Prompt>
Output every record below exactly as it appears.

[Start of Listing]

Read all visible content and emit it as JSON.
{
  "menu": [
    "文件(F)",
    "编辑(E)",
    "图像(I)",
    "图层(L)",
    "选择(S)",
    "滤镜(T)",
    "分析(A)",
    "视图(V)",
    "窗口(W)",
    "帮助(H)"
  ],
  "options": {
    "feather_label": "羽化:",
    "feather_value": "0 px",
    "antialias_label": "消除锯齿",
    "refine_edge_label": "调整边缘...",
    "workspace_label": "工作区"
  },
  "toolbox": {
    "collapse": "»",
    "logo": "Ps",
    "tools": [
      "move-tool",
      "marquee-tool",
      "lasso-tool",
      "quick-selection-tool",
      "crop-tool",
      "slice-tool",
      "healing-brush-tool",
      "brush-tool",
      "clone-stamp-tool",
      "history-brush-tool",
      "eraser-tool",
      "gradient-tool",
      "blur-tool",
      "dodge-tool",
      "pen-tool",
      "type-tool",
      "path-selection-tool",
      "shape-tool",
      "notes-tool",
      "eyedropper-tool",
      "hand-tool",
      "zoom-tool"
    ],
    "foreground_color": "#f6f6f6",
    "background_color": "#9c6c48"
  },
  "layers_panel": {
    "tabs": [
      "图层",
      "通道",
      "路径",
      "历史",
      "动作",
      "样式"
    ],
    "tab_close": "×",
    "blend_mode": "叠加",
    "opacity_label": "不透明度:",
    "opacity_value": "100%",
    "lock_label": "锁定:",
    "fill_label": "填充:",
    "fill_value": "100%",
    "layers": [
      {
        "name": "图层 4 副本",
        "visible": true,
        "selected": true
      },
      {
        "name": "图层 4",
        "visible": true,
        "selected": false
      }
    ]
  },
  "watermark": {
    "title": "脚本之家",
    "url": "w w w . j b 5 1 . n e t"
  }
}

[End of Listing]

Response below>
Read all visible content and emit it as JSON.
{
  "menu": [
    "文件(F)",
    "编辑(E)",
    "图像(I)",
    "图层(L)",
    "选择(S)",
    "滤镜(T)",
    "分析(A)",
    "视图(V)",
    "窗口(W)",
    "帮助(H)"
  ],
  "options": {
    "feather_label": "羽化:",
    "feather_value": "0 px",
    "antialias_label": "消除锯齿",
    "refine_edge_label": "调整边缘...",
    "workspace_label": "工作区"
  },
  "toolbox": {
    "collapse": "»",
    "logo": "Ps",
    "tools": [
      "move-tool",
      "marquee-tool",
      "lasso-tool",
      "quick-selection-tool",
      "crop-tool",
      "slice-tool",
      "healing-brush-tool",
      "brush-tool",
      "clone-stamp-tool",
      "history-brush-tool",
      "eraser-tool",
      "gradient-tool",
      "blur-tool",
      "dodge-tool",
      "pen-tool",
      "type-tool",
      "path-selection-tool",
      "shape-tool",
      "notes-tool",
      "eyedropper-tool",
      "hand-tool",
      "zoom-tool"
    ],
    "foreground_color": "#f6f6f6",
    "background_color": "#9c6c48"
  },
  "layers_panel": {
    "tabs": [
      "图层",
      "通道",
      "路径",
      "历史",
      "动作",
      "样式"
    ],
    "tab_close": "×",
    "blend_mode": "叠加",
    "opacity_label": "不透明度:",
    "opacity_value": "100%",
    "lock_label": "锁定:",
    "fill_label": "填充:",
    "fill_value": "100%",
    "layers": [
      {
        "name": "图层 4 副本",
        "visible": true,
        "selected": true
      },
      {
        "name": "图层 4",
        "visible": true,
        "selected": false
      }
    ]
  },
  "watermark": {
    "title": "脚本之家",
    "url": "w w w . j b 5 1 . n e t"
  }
}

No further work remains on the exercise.